-- Start Exercise inputs --
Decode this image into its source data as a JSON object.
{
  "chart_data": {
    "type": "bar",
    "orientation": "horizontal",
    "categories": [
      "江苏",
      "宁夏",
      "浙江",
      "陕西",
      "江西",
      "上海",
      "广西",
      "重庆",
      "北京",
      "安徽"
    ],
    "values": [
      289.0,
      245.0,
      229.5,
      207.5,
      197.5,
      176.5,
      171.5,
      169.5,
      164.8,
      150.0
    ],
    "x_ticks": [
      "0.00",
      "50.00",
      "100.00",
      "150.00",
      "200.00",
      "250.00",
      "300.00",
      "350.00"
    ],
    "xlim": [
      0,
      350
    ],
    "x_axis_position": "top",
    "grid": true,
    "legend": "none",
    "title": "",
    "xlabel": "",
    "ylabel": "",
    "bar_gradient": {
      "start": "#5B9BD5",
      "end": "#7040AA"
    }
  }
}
-- End Exercise inputs --
__Work to complete__:
Return all of the data precisely as it appears.

__Response for this exercise__:
Decode this image into its source data as a JSON object.
{
  "chart_data": {
    "type": "bar",
    "orientation": "horizontal",
    "categories": [
      "江苏",
      "宁夏",
      "浙江",
      "陕西",
      "江西",
      "上海",
      "广西",
      "重庆",
      "北京",
      "安徽"
    ],
    "values": [
      289.0,
      245.0,
      229.5,
      207.5,
      197.5,
      176.5,
      171.5,
      169.5,
      164.8,
      150.0
    ],
    "x_ticks": [
      "0.00",
      "50.00",
      "100.00",
      "150.00",
      "200.00",
      "250.00",
      "300.00",
      "350.00"
    ],
    "xlim": [
      0,
      350
    ],
    "x_axis_position": "top",
    "grid": true,
    "legend": "none",
    "title": "",
    "xlabel": "",
    "ylabel": "",
    "bar_gradient": {
      "start": "#5B9BD5",
      "end": "#7040AA"
    }
  }
}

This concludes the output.